[BEGIN]

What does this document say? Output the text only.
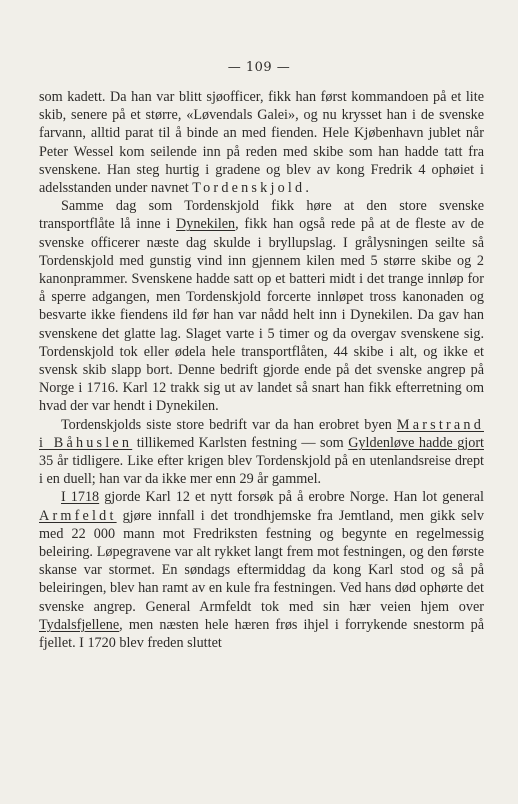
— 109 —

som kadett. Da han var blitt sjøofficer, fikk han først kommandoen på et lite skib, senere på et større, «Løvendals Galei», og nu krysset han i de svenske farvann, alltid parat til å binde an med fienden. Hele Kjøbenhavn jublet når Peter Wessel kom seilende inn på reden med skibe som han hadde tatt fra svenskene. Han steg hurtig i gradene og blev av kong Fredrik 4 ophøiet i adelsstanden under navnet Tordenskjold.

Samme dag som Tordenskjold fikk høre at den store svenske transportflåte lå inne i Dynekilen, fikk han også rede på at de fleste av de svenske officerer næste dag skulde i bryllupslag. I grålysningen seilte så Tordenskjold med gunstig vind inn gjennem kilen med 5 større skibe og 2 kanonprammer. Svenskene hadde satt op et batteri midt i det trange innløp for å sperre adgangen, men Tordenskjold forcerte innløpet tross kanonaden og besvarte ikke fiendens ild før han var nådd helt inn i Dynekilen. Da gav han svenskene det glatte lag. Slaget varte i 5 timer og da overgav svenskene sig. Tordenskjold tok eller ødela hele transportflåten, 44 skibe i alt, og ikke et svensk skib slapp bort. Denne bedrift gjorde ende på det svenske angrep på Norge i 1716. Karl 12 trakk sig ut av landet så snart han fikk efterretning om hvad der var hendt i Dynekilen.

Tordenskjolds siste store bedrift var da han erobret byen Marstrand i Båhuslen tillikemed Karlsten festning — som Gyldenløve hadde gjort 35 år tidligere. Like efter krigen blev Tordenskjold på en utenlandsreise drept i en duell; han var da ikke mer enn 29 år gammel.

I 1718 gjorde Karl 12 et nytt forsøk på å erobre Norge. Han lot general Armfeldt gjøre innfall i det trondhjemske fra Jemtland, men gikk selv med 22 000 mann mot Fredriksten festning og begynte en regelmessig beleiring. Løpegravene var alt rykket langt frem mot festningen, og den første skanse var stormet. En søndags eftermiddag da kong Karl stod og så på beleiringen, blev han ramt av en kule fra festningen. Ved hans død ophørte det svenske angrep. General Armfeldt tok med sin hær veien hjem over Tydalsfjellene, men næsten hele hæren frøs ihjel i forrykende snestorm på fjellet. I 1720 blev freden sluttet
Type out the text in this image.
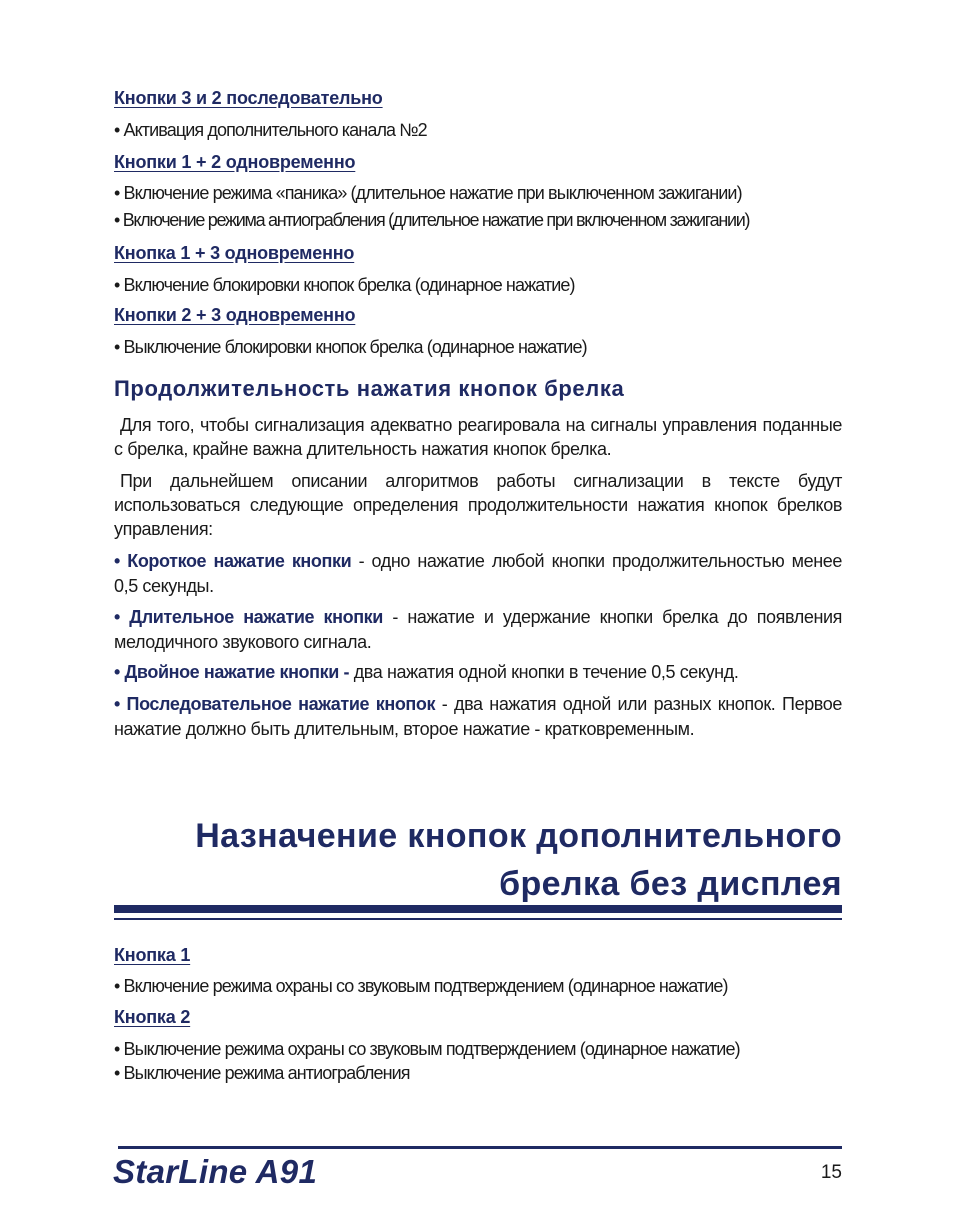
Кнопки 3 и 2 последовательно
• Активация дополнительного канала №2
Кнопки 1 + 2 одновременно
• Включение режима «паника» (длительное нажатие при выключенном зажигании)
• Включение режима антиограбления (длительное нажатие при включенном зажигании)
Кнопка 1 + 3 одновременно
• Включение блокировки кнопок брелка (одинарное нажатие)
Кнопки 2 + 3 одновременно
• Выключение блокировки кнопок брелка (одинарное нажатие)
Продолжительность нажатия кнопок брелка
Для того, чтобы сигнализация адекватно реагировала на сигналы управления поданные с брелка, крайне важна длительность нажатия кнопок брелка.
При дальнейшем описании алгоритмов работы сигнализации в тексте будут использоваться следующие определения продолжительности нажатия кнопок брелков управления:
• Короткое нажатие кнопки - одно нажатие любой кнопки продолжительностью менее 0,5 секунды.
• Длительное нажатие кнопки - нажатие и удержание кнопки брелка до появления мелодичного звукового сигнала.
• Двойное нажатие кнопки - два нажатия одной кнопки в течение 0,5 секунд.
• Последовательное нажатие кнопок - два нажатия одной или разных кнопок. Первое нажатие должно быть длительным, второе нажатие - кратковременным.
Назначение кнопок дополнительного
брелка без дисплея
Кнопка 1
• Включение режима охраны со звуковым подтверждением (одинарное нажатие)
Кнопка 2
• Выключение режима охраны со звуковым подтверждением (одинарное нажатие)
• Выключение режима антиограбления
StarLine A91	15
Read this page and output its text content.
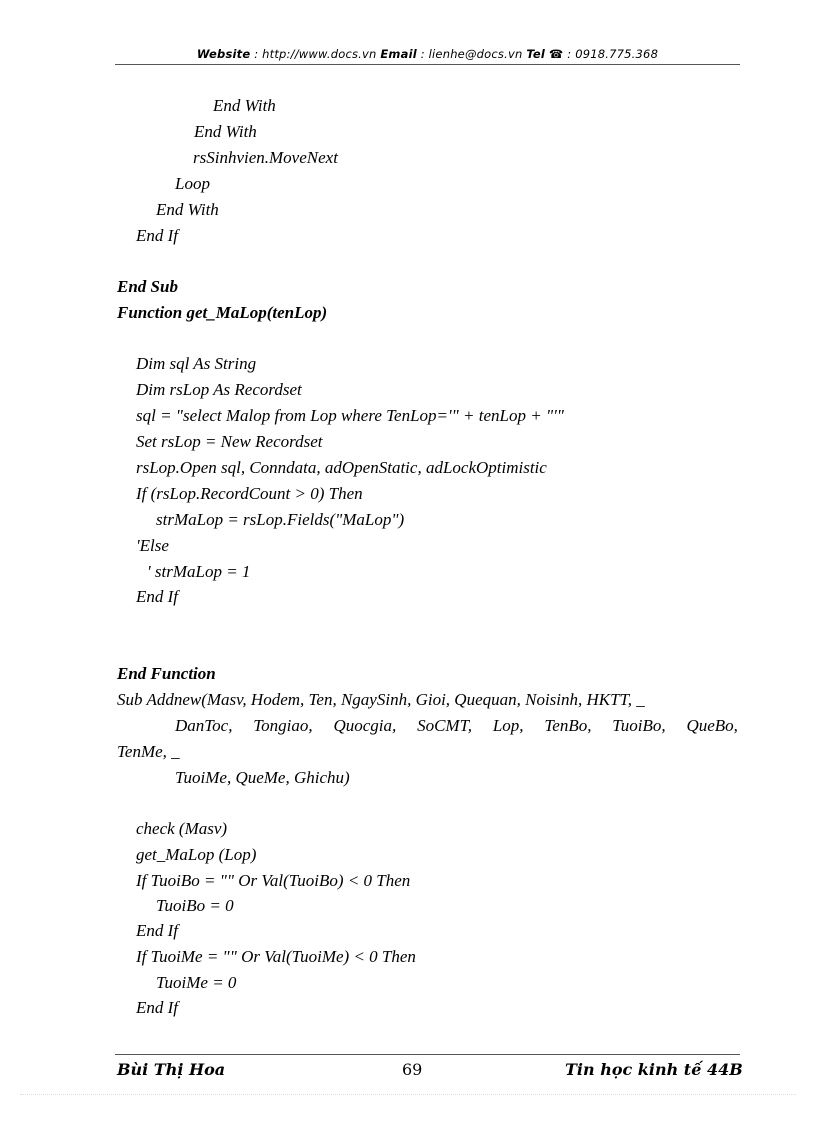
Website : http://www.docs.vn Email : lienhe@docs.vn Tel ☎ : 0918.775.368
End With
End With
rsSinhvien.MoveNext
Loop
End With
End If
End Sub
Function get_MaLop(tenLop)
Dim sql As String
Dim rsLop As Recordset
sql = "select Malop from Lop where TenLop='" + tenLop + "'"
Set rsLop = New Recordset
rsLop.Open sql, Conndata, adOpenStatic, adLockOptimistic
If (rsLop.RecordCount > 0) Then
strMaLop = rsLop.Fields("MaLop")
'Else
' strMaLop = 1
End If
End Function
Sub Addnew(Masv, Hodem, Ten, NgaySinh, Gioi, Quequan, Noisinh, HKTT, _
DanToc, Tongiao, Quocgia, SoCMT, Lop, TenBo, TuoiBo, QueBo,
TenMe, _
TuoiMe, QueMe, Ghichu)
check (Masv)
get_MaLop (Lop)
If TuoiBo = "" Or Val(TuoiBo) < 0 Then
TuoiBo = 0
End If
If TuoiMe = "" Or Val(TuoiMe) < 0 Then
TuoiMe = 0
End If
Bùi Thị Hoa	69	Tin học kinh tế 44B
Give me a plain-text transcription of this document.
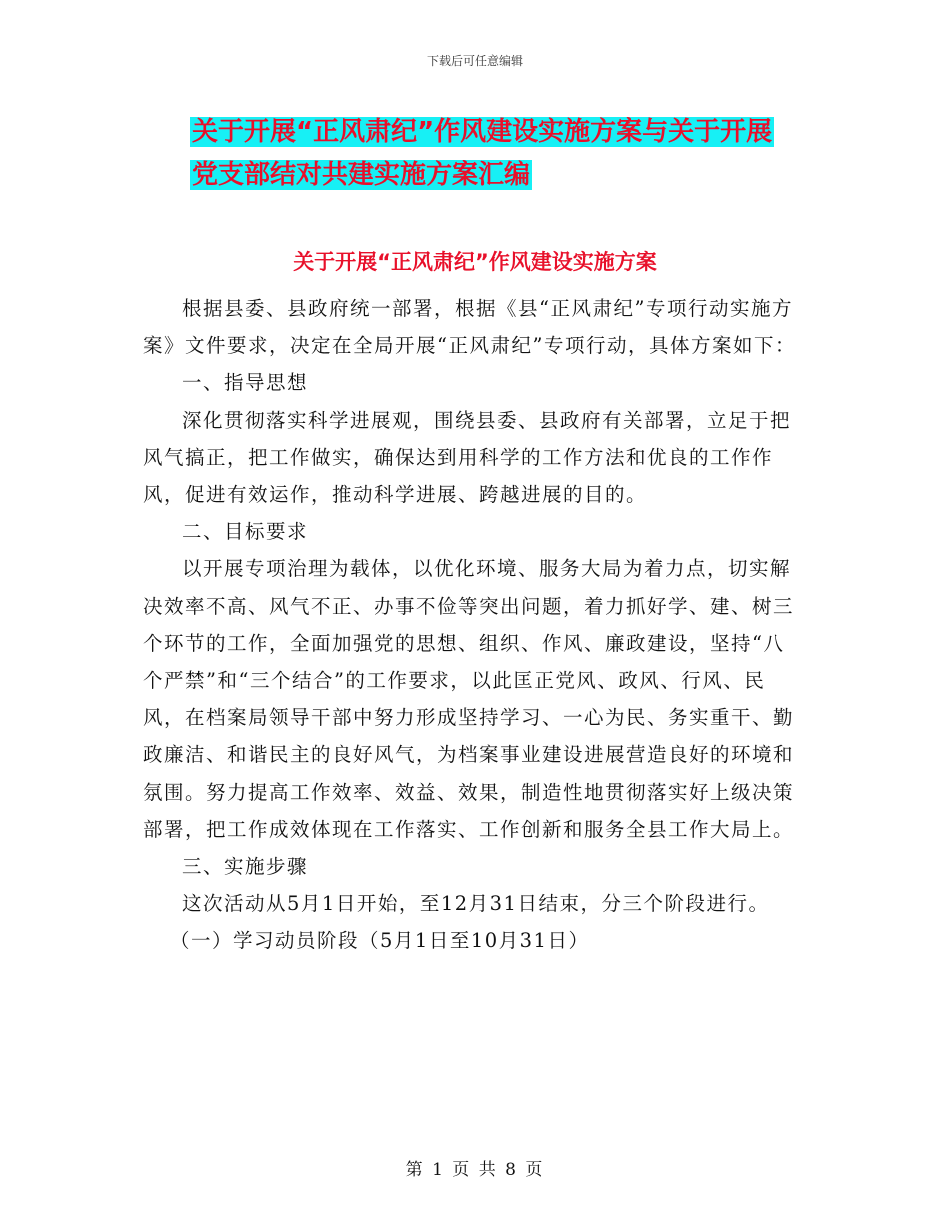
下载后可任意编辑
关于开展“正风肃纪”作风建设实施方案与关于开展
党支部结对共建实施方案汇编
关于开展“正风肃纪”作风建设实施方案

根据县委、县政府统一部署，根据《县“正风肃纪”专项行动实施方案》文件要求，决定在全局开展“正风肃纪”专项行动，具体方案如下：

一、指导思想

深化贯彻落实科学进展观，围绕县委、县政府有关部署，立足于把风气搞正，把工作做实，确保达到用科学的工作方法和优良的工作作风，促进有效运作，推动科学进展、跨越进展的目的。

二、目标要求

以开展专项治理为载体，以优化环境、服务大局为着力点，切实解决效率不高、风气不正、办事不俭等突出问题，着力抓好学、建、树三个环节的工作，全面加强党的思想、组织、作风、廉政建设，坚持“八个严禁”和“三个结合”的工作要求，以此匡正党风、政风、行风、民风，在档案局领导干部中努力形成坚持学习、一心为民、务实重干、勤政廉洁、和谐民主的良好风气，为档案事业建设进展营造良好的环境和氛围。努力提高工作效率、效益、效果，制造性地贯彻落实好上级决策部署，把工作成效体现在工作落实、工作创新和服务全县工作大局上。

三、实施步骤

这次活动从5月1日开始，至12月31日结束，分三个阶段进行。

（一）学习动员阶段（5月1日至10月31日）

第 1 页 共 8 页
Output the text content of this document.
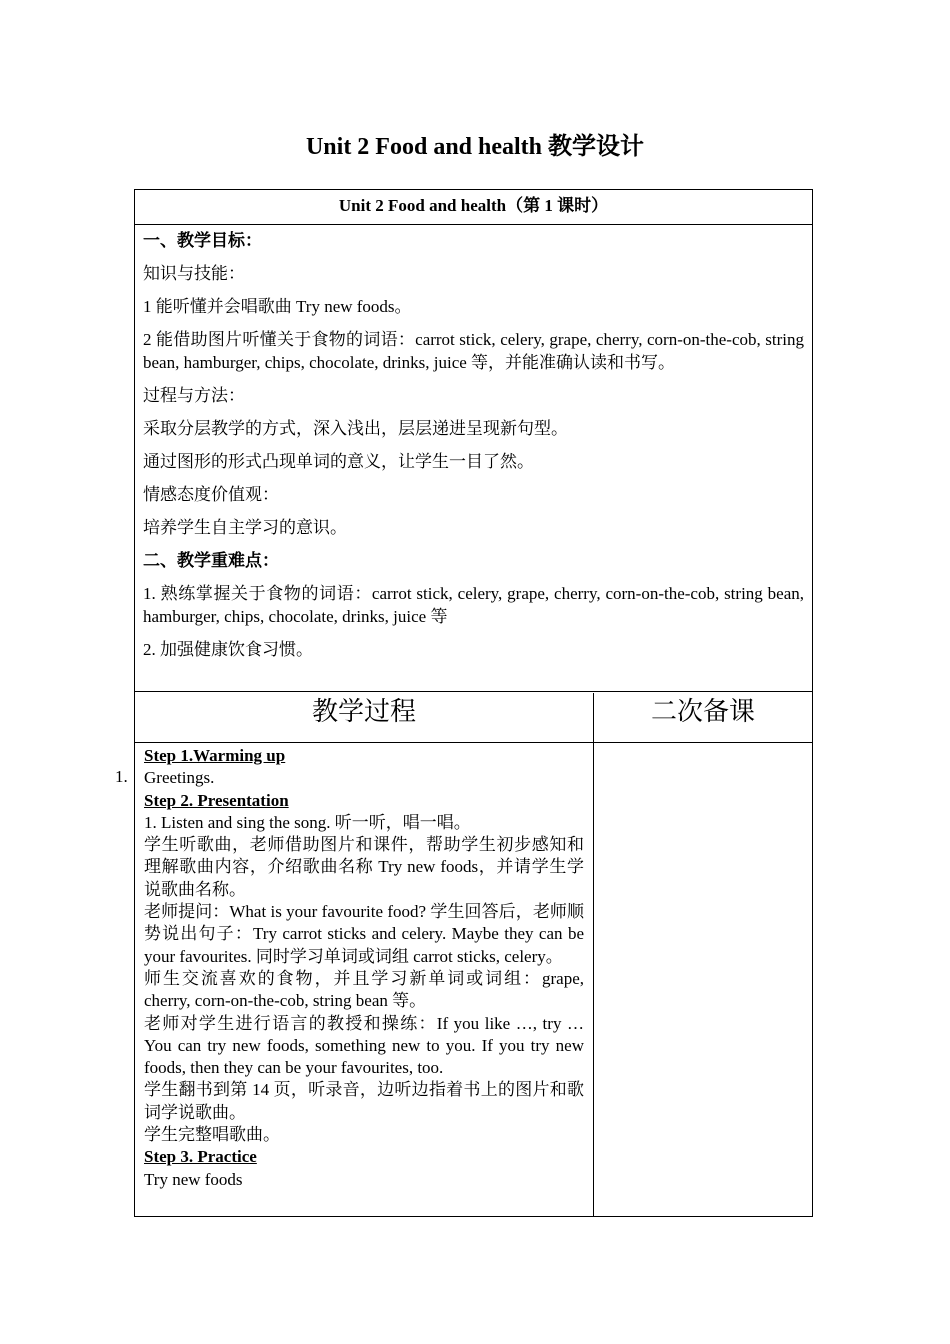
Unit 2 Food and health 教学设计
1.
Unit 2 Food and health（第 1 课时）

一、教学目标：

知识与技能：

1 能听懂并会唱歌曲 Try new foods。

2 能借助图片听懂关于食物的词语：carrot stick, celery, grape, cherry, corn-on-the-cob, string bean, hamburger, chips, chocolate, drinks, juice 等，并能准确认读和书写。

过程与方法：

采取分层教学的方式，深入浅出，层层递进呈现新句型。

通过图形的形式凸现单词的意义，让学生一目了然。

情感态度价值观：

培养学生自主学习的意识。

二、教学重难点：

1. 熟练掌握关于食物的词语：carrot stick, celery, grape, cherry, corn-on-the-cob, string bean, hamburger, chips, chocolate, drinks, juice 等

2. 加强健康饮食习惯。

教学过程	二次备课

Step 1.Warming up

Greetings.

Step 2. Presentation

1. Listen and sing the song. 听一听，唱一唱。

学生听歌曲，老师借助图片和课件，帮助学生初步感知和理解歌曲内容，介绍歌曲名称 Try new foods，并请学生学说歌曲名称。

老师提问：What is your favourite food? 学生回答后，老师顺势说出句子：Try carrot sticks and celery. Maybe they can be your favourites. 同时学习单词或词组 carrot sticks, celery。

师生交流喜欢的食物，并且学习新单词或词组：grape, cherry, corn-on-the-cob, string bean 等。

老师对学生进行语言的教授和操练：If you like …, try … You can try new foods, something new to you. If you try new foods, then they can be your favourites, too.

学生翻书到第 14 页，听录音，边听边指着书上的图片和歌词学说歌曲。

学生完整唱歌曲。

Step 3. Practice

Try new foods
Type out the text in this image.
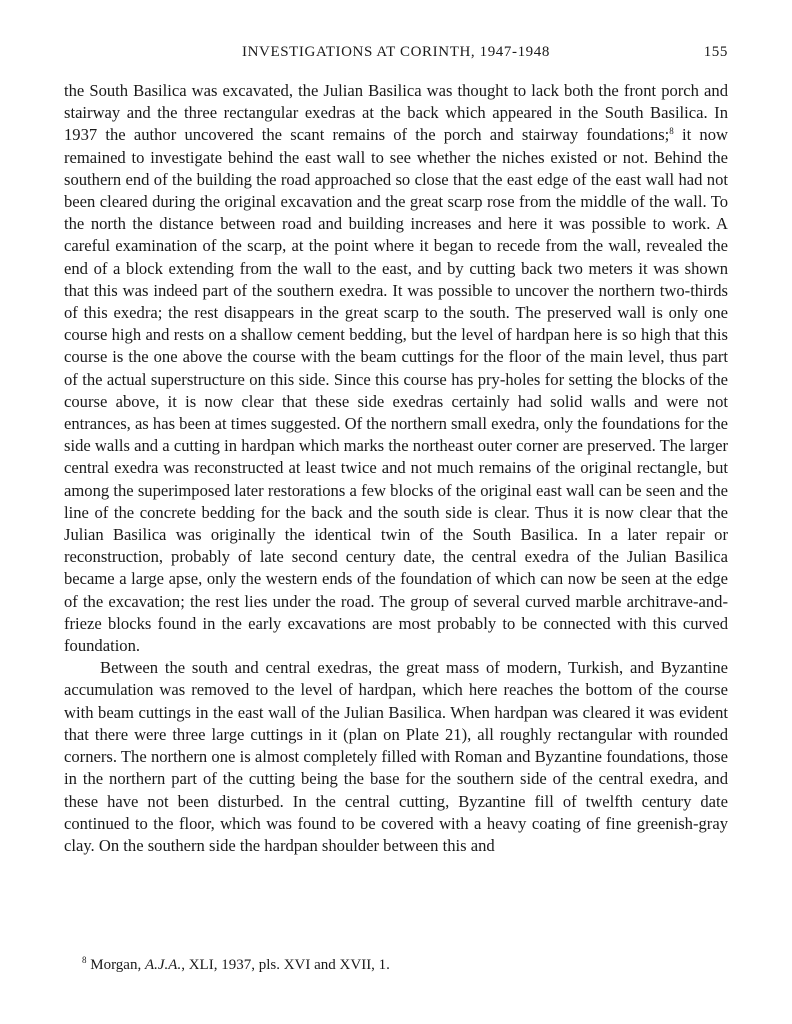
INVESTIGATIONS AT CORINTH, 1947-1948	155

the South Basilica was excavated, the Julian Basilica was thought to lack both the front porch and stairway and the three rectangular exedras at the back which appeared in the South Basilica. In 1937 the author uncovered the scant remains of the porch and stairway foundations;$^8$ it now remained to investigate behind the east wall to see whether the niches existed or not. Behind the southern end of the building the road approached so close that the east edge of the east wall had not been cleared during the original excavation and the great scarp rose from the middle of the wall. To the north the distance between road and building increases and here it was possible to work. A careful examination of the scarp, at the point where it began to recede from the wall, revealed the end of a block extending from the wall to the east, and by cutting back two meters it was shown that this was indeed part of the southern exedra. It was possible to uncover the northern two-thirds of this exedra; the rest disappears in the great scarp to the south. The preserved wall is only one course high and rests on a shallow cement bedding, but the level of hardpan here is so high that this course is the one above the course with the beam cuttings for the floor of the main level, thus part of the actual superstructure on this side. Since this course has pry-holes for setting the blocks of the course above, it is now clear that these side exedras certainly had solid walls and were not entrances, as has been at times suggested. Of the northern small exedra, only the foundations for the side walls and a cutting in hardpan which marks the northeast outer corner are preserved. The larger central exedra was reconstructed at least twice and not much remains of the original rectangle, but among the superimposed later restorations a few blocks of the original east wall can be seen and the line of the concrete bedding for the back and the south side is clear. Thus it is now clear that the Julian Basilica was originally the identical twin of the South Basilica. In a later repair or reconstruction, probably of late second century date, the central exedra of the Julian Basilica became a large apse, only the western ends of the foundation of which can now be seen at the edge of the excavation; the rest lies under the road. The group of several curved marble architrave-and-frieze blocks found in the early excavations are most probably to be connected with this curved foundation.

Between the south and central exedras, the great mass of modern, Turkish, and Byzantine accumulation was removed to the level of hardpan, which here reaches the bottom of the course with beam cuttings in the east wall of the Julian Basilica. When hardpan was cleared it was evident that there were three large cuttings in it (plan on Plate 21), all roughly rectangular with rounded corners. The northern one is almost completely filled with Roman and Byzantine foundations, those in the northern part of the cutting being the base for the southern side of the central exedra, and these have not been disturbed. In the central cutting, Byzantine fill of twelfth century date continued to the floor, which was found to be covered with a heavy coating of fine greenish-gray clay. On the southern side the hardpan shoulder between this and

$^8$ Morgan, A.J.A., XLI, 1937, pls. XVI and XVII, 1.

[END]

Job — Gather up every line from the listing above in which the word "text" occurs.

Written answer —
What does this document say? Output the text only.
Type out the text in this image.
Read this page and output its text content.
Give me a plain-text transcription of this document.
Output the text content of this document.
Type out the text in this image.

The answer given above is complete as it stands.